## AIM
Your task is to repeat the listing exactly.

++++ DATA FOR PROCESSING

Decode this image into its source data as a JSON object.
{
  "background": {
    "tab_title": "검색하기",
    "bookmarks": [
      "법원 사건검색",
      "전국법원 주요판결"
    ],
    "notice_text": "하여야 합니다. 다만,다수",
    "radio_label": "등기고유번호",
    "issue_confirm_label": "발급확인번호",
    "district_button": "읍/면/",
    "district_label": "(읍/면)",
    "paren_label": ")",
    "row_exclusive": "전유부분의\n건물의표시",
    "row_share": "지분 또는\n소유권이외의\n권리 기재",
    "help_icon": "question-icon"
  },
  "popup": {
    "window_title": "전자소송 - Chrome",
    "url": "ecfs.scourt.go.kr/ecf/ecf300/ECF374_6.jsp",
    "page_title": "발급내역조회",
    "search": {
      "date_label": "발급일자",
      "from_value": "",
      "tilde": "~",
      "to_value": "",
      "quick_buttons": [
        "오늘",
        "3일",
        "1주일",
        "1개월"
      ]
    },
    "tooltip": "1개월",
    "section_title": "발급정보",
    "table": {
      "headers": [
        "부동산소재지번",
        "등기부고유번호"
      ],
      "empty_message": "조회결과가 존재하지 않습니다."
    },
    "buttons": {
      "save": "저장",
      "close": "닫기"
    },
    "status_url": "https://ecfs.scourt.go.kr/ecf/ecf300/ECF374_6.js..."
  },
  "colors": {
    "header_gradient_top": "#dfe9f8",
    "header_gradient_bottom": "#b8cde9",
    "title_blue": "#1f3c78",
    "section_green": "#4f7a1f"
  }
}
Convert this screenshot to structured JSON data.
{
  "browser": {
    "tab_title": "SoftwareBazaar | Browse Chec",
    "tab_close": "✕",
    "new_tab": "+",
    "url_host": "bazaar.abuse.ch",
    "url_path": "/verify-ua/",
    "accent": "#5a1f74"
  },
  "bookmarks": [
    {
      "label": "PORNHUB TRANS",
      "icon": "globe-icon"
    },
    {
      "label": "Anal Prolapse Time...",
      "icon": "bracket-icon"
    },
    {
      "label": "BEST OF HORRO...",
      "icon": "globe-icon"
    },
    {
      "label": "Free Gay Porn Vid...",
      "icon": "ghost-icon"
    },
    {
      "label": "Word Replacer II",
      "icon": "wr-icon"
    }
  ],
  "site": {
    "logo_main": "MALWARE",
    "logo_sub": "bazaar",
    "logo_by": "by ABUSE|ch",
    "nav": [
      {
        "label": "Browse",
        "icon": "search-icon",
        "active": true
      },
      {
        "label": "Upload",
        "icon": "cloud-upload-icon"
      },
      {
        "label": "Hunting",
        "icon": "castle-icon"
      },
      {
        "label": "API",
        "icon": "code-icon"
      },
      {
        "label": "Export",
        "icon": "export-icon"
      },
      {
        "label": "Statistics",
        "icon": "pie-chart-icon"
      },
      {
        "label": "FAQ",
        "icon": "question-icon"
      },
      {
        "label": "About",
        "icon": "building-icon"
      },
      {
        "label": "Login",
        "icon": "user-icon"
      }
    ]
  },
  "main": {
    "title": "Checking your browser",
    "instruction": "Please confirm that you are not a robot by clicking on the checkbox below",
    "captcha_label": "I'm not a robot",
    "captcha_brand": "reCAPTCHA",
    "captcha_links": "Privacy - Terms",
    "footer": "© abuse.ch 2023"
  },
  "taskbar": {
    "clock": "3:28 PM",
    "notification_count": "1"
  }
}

++++++++

## ANSWER FOR THIS EXERCISE
Decode this image into its source data as a JSON object.
{
  "background": {
    "tab_title": "검색하기",
    "bookmarks": [
      "법원 사건검색",
      "전국법원 주요판결"
    ],
    "notice_text": "하여야 합니다. 다만,다수",
    "radio_label": "등기고유번호",
    "issue_confirm_label": "발급확인번호",
    "district_button": "읍/면/",
    "district_label": "(읍/면)",
    "paren_label": ")",
    "row_exclusive": "전유부분의\n건물의표시",
    "row_share": "지분 또는\n소유권이외의\n권리 기재",
    "help_icon": "question-icon"
  },
  "popup": {
    "window_title": "전자소송 - Chrome",
    "url": "ecfs.scourt.go.kr/ecf/ecf300/ECF374_6.jsp",
    "page_title": "발급내역조회",
    "search": {
      "date_label": "발급일자",
      "from_value": "",
      "tilde": "~",
      "to_value": "",
      "quick_buttons": [
        "오늘",
        "3일",
        "1주일",
        "1개월"
      ]
    },
    "tooltip": "1개월",
    "section_title": "발급정보",
    "table": {
      "headers": [
        "부동산소재지번",
        "등기부고유번호"
      ],
      "empty_message": "조회결과가 존재하지 않습니다."
    },
    "buttons": {
      "save": "저장",
      "close": "닫기"
    },
    "status_url": "https://ecfs.scourt.go.kr/ecf/ecf300/ECF374_6.js..."
  },
  "colors": {
    "header_gradient_top": "#dfe9f8",
    "header_gradient_bottom": "#b8cde9",
    "title_blue": "#1f3c78",
    "section_green": "#4f7a1f"
  }
}
Convert this screenshot to structured JSON data.
{
  "browser": {
    "tab_title": "SoftwareBazaar | Browse Chec",
    "tab_close": "✕",
    "new_tab": "+",
    "url_host": "bazaar.abuse.ch",
    "url_path": "/verify-ua/",
    "accent": "#5a1f74"
  },
  "bookmarks": [
    {
      "label": "PORNHUB TRANS",
      "icon": "globe-icon"
    },
    {
      "label": "Anal Prolapse Time...",
      "icon": "bracket-icon"
    },
    {
      "label": "BEST OF HORRO...",
      "icon": "globe-icon"
    },
    {
      "label": "Free Gay Porn Vid...",
      "icon": "ghost-icon"
    },
    {
      "label": "Word Replacer II",
      "icon": "wr-icon"
    }
  ],
  "site": {
    "logo_main": "MALWARE",
    "logo_sub": "bazaar",
    "logo_by": "by ABUSE|ch",
    "nav": [
      {
        "label": "Browse",
        "icon": "search-icon",
        "active": true
      },
      {
        "label": "Upload",
        "icon": "cloud-upload-icon"
      },
      {
        "label": "Hunting",
        "icon": "castle-icon"
      },
      {
        "label": "API",
        "icon": "code-icon"
      },
      {
        "label": "Export",
        "icon": "export-icon"
      },
      {
        "label": "Statistics",
        "icon": "pie-chart-icon"
      },
      {
        "label": "FAQ",
        "icon": "question-icon"
      },
      {
        "label": "About",
        "icon": "building-icon"
      },
      {
        "label": "Login",
        "icon": "user-icon"
      }
    ]
  },
  "main": {
    "title": "Checking your browser",
    "instruction": "Please confirm that you are not a robot by clicking on the checkbox below",
    "captcha_label": "I'm not a robot",
    "captcha_brand": "reCAPTCHA",
    "captcha_links": "Privacy - Terms",
    "footer": "© abuse.ch 2023"
  },
  "taskbar": {
    "clock": "3:28 PM",
    "notification_count": "1"
  }
}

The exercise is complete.